*Given problem 1*:
Find each line in the listing that contains the string "search", and copy those lines.

*Selected text*:
Caution about Unison upgrade from "backports"
Paul Johnson
pauljohn32 at gmail.com
Tue Jun 24 15:43:23 UTC 2008
In Fedora, the version of unison is newer than the version in Hardy,
and so those 2 systems could not communicate with each other through
Unison. All of the other systems that I sync with are Ubuntu Hardy,
so I was able to synchronize with them.
I did some checking and found a new version of unison is available in
Hardy backports. I upgraded to unison-2.27.57-1~hardy1.
The problem, which I should have anticipated, but did not, was that
the unison database storage format has changed between the Hardy
version and the backport version. As a result, the archives created
by unison in Hardy (before upgrading) are not compatible with the
archives created after upgrading. After upgrading, unison says "you
have not synchronized these directories before, so we are going to
scan as if this is the first use of unison." or something like that.

*Task material*:

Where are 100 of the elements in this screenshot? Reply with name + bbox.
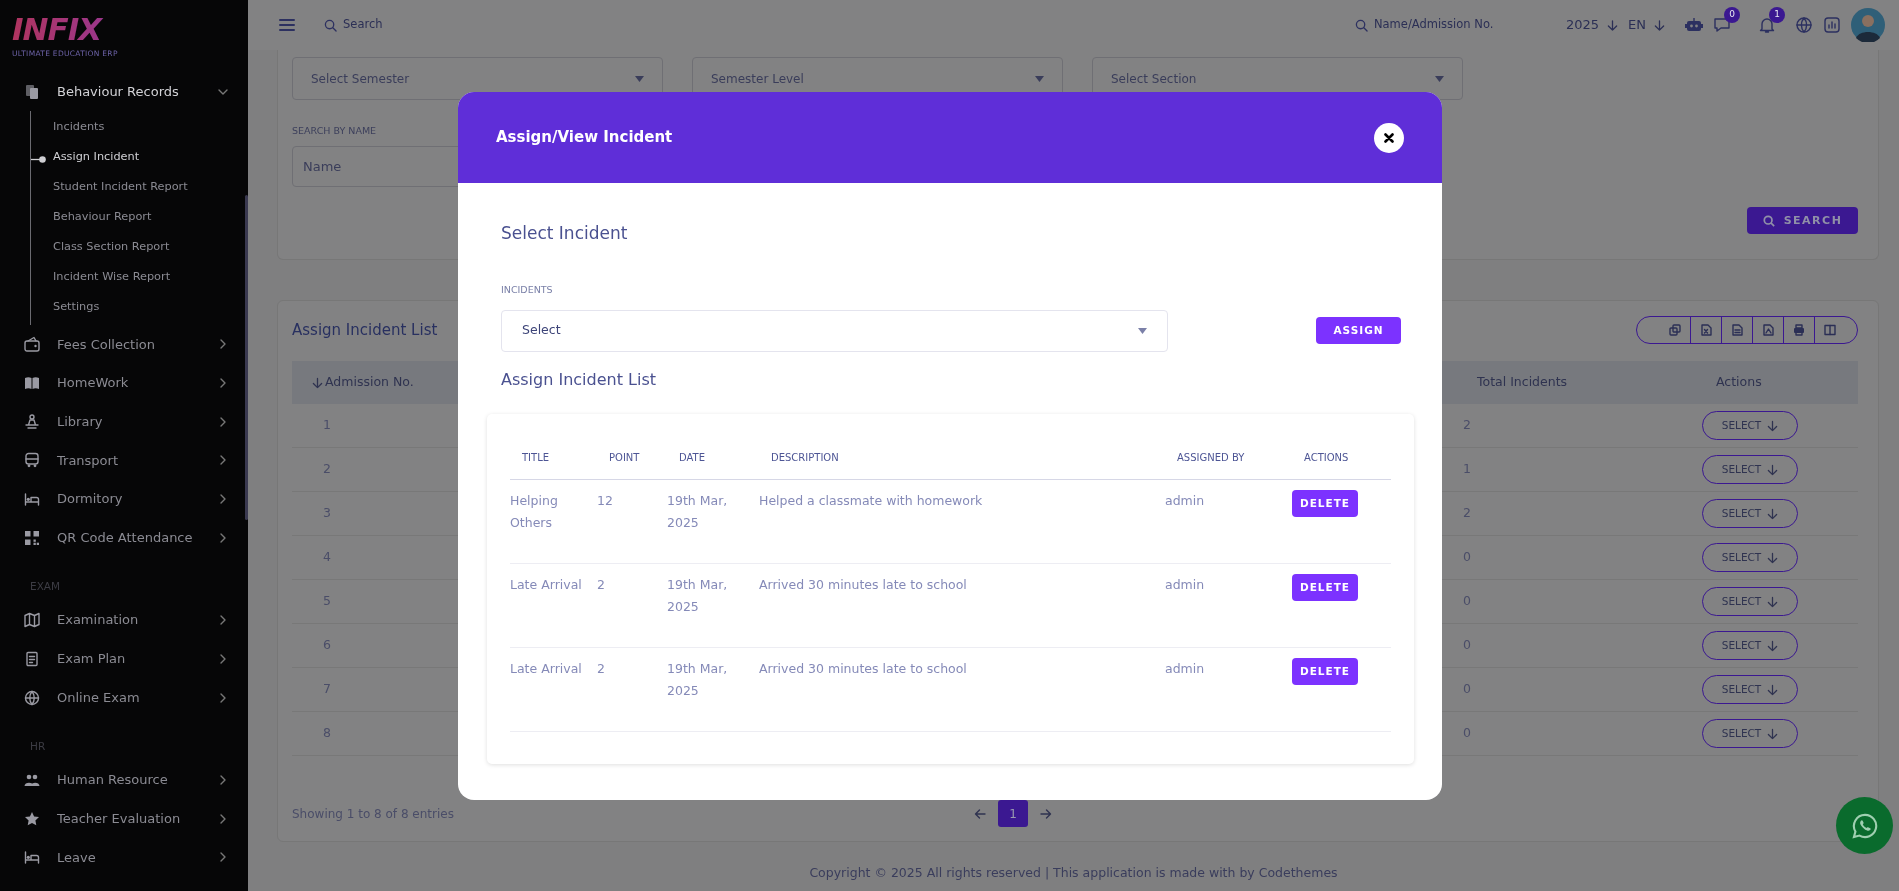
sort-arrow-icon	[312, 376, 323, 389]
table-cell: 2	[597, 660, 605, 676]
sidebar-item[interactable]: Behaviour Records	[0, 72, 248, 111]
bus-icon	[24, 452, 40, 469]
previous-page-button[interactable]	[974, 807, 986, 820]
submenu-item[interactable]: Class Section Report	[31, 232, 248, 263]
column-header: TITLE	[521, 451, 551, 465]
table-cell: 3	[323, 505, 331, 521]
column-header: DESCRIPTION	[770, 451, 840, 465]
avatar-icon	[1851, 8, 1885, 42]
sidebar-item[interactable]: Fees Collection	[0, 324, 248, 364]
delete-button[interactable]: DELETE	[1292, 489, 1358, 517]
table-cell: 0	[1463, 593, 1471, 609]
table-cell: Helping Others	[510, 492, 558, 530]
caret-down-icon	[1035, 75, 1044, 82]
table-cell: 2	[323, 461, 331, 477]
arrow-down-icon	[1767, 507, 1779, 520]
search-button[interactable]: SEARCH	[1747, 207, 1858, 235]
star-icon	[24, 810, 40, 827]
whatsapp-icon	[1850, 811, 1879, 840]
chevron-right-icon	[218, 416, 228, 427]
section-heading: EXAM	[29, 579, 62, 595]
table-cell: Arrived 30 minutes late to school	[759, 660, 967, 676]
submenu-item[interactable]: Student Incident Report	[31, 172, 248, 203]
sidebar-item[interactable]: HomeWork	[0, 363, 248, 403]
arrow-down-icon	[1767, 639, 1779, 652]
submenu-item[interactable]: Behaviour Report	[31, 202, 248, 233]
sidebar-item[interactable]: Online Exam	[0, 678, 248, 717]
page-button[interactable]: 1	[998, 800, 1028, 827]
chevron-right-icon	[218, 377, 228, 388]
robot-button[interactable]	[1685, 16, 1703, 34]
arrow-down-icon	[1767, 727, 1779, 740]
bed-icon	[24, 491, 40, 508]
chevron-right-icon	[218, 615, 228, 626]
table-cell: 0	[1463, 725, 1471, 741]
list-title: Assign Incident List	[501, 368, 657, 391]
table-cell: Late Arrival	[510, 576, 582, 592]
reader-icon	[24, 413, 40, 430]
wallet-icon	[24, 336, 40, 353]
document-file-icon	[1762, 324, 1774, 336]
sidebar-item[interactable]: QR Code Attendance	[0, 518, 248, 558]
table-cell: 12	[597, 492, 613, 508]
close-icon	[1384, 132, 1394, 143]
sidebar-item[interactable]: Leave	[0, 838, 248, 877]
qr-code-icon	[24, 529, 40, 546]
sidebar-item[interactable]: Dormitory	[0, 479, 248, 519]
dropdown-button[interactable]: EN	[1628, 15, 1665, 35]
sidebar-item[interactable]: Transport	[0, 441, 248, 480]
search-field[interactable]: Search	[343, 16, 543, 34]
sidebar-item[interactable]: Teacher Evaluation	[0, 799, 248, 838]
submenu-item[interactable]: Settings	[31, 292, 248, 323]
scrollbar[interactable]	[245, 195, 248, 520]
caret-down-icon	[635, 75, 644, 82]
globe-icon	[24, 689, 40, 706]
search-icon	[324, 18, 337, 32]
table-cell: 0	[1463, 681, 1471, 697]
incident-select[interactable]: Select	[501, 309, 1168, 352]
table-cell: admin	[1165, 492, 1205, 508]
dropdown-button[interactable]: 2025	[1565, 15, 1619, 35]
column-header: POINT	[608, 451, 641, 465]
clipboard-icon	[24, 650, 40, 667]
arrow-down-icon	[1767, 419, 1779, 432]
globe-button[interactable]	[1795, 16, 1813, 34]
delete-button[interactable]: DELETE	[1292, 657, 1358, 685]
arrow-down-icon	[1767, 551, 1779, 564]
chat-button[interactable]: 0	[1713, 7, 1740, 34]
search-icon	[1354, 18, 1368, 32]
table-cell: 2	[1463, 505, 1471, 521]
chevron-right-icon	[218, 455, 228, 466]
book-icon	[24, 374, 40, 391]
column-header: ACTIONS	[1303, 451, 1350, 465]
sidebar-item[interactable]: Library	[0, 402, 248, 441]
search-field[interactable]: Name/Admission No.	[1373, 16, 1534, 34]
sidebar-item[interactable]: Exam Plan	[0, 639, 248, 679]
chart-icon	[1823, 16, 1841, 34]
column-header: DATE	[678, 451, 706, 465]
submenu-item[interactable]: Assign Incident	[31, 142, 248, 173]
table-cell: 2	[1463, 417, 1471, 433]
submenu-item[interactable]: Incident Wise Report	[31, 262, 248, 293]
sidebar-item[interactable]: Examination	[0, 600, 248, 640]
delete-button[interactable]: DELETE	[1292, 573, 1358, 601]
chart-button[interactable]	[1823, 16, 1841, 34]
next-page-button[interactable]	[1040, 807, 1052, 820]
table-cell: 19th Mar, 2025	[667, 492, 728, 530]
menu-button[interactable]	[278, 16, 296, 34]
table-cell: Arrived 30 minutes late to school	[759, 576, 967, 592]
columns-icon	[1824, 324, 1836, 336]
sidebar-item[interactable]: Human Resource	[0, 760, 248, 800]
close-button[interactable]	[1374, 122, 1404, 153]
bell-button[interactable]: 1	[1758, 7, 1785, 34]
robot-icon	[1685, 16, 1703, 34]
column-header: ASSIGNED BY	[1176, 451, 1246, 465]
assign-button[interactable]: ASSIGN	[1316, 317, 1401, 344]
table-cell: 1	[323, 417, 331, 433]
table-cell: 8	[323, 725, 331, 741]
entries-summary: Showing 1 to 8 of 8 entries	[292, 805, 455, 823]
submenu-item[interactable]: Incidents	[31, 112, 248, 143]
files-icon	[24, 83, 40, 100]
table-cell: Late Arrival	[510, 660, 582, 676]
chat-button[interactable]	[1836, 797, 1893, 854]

*Given problem 2*:
In two sentences, summarize the post about upgrading Unison from Hardy backports.

*Worked answer 1*:
search-button[interactable]: SEARCH	[1747, 207, 1858, 235]
search-field[interactable]: Search	[343, 16, 543, 34]
search-icon	[324, 18, 337, 32]
search-icon	[1354, 18, 1368, 32]
search-field[interactable]: Name/Admission No.	[1373, 16, 1534, 34]

*Worked answer 2*:
Because the Unison version in Fedora was newer than the one in Ubuntu Hardy, the two systems could not sync, so the writer upgraded to unison-2.27.57-1~hardy1 from Hardy backports. The database storage format changed between the Hardy and backport versions, which makes archives created before the upgrade incompatible with those created after it, and Unison then scans as if the directories had never been synchronized.